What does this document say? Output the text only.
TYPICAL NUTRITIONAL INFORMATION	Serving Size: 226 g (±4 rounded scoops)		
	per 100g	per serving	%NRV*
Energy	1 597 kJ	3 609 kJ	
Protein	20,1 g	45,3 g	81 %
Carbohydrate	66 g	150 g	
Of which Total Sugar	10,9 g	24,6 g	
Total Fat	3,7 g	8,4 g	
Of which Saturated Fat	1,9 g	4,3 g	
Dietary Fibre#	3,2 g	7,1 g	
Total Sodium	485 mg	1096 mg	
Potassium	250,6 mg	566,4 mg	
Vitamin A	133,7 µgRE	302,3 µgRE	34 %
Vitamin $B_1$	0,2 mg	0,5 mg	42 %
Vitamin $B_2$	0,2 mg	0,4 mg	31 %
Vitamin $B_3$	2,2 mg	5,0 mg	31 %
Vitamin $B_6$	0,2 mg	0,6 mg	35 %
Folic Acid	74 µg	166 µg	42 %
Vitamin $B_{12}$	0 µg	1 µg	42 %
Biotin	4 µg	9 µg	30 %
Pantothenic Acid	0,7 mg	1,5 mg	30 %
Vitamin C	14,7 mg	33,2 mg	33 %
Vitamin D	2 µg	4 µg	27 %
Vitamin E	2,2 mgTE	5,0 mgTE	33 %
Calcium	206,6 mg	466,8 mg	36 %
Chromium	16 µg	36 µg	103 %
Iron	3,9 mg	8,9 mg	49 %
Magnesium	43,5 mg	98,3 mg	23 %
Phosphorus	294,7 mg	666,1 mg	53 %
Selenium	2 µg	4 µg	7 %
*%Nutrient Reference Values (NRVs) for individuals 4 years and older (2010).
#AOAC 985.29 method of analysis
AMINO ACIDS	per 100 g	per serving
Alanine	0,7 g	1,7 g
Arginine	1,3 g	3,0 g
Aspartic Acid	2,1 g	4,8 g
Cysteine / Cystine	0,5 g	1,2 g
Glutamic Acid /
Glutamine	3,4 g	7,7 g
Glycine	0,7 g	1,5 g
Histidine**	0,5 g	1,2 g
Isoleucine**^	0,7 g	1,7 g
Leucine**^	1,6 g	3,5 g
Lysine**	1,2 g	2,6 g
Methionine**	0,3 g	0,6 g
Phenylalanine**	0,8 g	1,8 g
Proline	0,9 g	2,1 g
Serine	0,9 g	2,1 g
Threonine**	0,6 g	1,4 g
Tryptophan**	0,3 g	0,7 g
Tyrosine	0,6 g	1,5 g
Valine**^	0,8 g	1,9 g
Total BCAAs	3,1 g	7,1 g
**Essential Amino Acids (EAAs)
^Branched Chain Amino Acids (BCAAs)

Exercise goal »
List the lines of the entries that include "Vitamin".

Task response »
Vitamin A	133,7 µgRE	302,3 µgRE	34 %
Vitamin $B_1$	0,2 mg	0,5 mg	42 %
Vitamin $B_2$	0,2 mg	0,4 mg	31 %
Vitamin $B_3$	2,2 mg	5,0 mg	31 %
Vitamin $B_6$	0,2 mg	0,6 mg	35 %
Vitamin $B_{12}$	0 µg	1 µg	42 %
Vitamin C	14,7 mg	33,2 mg	33 %
Vitamin D	2 µg	4 µg	27 %
Vitamin E	2,2 mgTE	5,0 mgTE	33 %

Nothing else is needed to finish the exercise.